## [Task requirements]
Write out every entry exactly as given, but omit the pictures.

------------------------------------------------------------------------

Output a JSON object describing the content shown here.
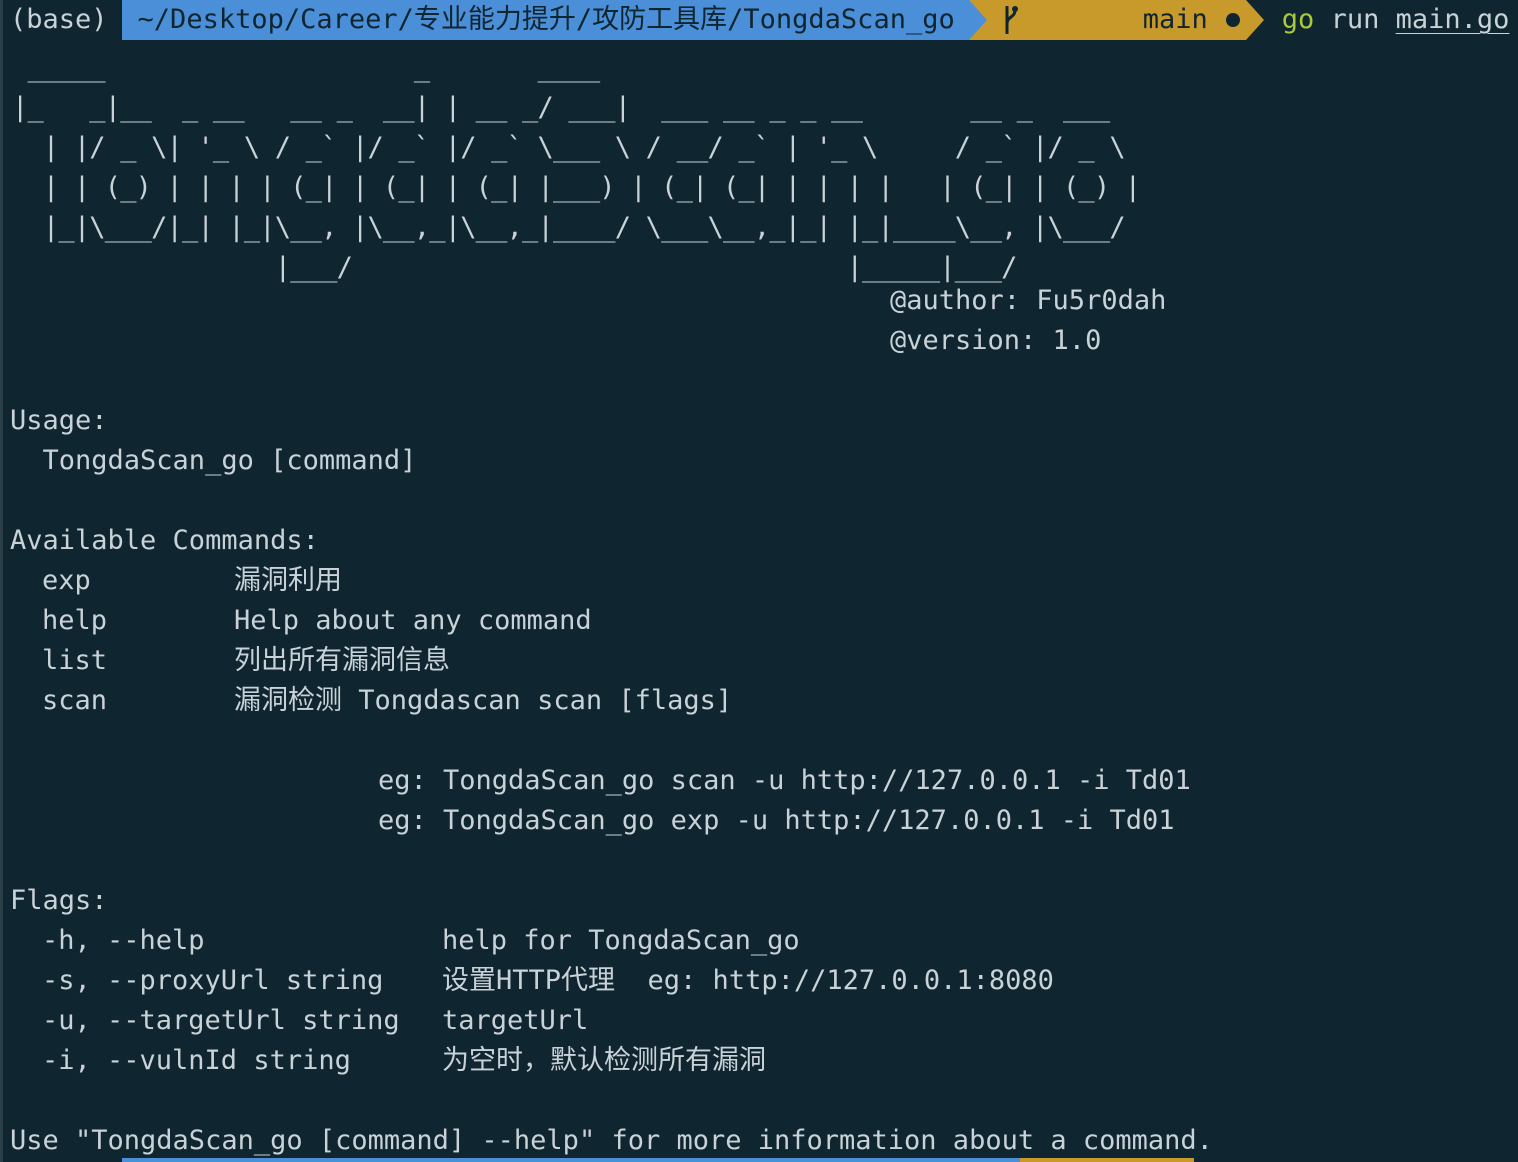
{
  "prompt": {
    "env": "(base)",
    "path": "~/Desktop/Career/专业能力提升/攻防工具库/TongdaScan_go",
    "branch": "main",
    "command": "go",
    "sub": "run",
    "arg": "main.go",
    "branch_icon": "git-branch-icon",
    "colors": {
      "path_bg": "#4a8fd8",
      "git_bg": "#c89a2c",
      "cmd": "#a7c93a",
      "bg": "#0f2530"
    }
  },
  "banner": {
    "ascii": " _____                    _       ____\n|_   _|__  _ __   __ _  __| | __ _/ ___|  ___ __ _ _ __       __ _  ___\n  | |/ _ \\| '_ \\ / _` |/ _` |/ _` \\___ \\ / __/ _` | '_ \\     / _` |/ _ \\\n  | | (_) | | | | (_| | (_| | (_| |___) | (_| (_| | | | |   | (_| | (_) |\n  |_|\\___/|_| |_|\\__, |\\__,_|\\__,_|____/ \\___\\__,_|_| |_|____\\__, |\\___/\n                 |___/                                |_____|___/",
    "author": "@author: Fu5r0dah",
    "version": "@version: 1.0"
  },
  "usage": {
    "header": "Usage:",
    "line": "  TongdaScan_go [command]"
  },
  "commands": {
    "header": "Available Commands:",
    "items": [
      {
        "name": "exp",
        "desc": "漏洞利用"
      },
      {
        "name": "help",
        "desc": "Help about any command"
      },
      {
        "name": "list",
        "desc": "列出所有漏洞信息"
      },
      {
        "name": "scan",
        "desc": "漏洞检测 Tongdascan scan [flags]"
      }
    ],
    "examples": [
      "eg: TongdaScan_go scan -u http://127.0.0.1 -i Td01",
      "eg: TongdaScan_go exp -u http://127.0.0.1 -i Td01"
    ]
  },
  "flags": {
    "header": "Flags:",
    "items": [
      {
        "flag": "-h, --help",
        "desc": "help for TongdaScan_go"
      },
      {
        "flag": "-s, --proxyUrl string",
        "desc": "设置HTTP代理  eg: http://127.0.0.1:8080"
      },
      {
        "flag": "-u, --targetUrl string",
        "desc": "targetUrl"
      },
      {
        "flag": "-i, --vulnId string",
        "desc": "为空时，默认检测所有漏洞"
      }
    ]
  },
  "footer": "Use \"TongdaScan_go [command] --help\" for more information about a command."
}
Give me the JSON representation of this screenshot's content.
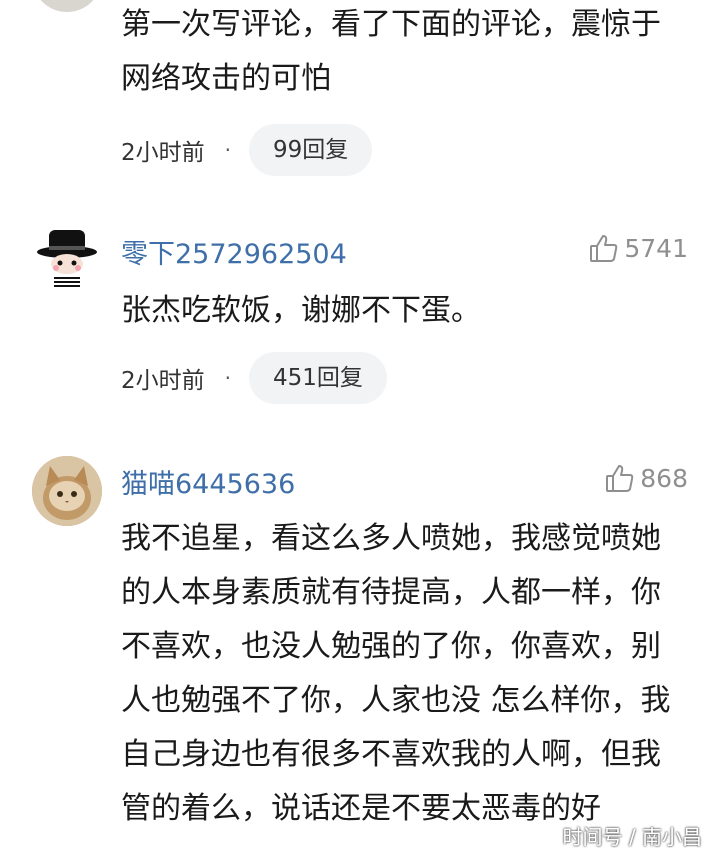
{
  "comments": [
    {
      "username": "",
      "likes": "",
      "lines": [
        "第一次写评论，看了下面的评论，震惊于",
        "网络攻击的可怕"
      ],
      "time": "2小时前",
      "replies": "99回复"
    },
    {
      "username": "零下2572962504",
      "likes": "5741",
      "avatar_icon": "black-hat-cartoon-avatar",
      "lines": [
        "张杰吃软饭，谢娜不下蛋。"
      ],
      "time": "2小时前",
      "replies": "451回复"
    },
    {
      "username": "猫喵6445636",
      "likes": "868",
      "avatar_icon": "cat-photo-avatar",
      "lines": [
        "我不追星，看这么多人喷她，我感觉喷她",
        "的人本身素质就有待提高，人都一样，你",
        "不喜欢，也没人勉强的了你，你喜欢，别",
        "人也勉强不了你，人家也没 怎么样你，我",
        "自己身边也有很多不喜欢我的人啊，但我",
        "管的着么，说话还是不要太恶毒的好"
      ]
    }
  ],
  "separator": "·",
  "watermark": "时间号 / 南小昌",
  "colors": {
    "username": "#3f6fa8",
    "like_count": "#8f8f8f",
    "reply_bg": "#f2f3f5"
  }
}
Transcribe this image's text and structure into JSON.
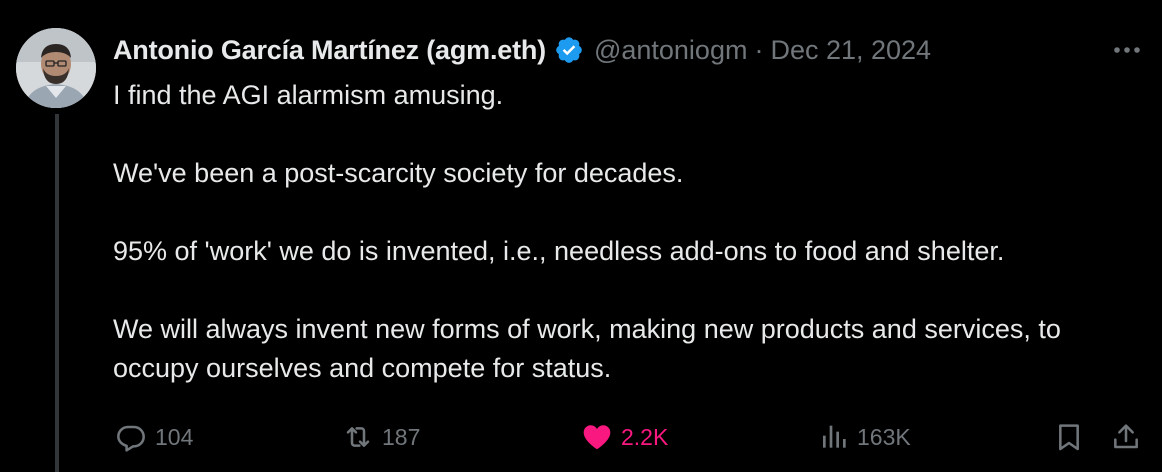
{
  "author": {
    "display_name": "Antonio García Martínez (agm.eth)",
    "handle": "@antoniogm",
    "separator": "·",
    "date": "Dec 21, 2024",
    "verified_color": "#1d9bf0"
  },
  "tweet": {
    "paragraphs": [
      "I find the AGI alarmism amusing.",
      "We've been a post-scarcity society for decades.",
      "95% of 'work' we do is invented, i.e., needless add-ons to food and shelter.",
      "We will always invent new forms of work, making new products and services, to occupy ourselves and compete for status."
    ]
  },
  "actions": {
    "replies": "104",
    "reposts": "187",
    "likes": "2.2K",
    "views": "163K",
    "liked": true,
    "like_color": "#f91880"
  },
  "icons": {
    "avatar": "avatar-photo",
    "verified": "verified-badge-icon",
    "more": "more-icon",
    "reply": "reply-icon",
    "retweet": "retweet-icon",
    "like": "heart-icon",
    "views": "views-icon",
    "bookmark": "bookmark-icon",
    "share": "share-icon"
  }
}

------------------------------------------------------------------------

## [Task solution]
Output a JSON object describing the content shown here.
{
  "prompt": {
    "env": "(base)",
    "path": "~/Desktop/Career/专业能力提升/攻防工具库/TongdaScan_go",
    "branch": "main",
    "command": "go",
    "sub": "run",
    "arg": "main.go",
    "branch_icon": "git-branch-icon",
    "colors": {
      "path_bg": "#4a8fd8",
      "git_bg": "#c89a2c",
      "cmd": "#a7c93a",
      "bg": "#0f2530"
    }
  },
  "banner": {
    "ascii": " _____                    _       ____\n|_   _|__  _ __   __ _  __| | __ _/ ___|  ___ __ _ _ __       __ _  ___\n  | |/ _ \\| '_ \\ / _` |/ _` |/ _` \\___ \\ / __/ _` | '_ \\     / _` |/ _ \\\n  | | (_) | | | | (_| | (_| | (_| |___) | (_| (_| | | | |   | (_| | (_) |\n  |_|\\___/|_| |_|\\__, |\\__,_|\\__,_|____/ \\___\\__,_|_| |_|____\\__, |\\___/\n                 |___/                                |_____|___/",
    "author": "@author: Fu5r0dah",
    "version": "@version: 1.0"
  },
  "usage": {
    "header": "Usage:",
    "line": "  TongdaScan_go [command]"
  },
  "commands": {
    "header": "Available Commands:",
    "items": [
      {
        "name": "exp",
        "desc": "漏洞利用"
      },
      {
        "name": "help",
        "desc": "Help about any command"
      },
      {
        "name": "list",
        "desc": "列出所有漏洞信息"
      },
      {
        "name": "scan",
        "desc": "漏洞检测 Tongdascan scan [flags]"
      }
    ],
    "examples": [
      "eg: TongdaScan_go scan -u http://127.0.0.1 -i Td01",
      "eg: TongdaScan_go exp -u http://127.0.0.1 -i Td01"
    ]
  },
  "flags": {
    "header": "Flags:",
    "items": [
      {
        "flag": "-h, --help",
        "desc": "help for TongdaScan_go"
      },
      {
        "flag": "-s, --proxyUrl string",
        "desc": "设置HTTP代理  eg: http://127.0.0.1:8080"
      },
      {
        "flag": "-u, --targetUrl string",
        "desc": "targetUrl"
      },
      {
        "flag": "-i, --vulnId string",
        "desc": "为空时，默认检测所有漏洞"
      }
    ]
  },
  "footer": "Use \"TongdaScan_go [command] --help\" for more information about a command."
}
Give me the JSON representation of this screenshot's content.
{
  "comments": [
    {
      "username": "",
      "likes": "",
      "lines": [
        "第一次写评论，看了下面的评论，震惊于",
        "网络攻击的可怕"
      ],
      "time": "2小时前",
      "replies": "99回复"
    },
    {
      "username": "零下2572962504",
      "likes": "5741",
      "avatar_icon": "black-hat-cartoon-avatar",
      "lines": [
        "张杰吃软饭，谢娜不下蛋。"
      ],
      "time": "2小时前",
      "replies": "451回复"
    },
    {
      "username": "猫喵6445636",
      "likes": "868",
      "avatar_icon": "cat-photo-avatar",
      "lines": [
        "我不追星，看这么多人喷她，我感觉喷她",
        "的人本身素质就有待提高，人都一样，你",
        "不喜欢，也没人勉强的了你，你喜欢，别",
        "人也勉强不了你，人家也没 怎么样你，我",
        "自己身边也有很多不喜欢我的人啊，但我",
        "管的着么，说话还是不要太恶毒的好"
      ]
    }
  ],
  "separator": "·",
  "watermark": "时间号 / 南小昌",
  "colors": {
    "username": "#3f6fa8",
    "like_count": "#8f8f8f",
    "reply_bg": "#f2f3f5"
  }
}
Transcribe this image's text and structure into JSON.
{
  "author": {
    "display_name": "Antonio García Martínez (agm.eth)",
    "handle": "@antoniogm",
    "separator": "·",
    "date": "Dec 21, 2024",
    "verified_color": "#1d9bf0"
  },
  "tweet": {
    "paragraphs": [
      "I find the AGI alarmism amusing.",
      "We've been a post-scarcity society for decades.",
      "95% of 'work' we do is invented, i.e., needless add-ons to food and shelter.",
      "We will always invent new forms of work, making new products and services, to occupy ourselves and compete for status."
    ]
  },
  "actions": {
    "replies": "104",
    "reposts": "187",
    "likes": "2.2K",
    "views": "163K",
    "liked": true,
    "like_color": "#f91880"
  },
  "icons": {
    "avatar": "avatar-photo",
    "verified": "verified-badge-icon",
    "more": "more-icon",
    "reply": "reply-icon",
    "retweet": "retweet-icon",
    "like": "heart-icon",
    "views": "views-icon",
    "bookmark": "bookmark-icon",
    "share": "share-icon"
  }
}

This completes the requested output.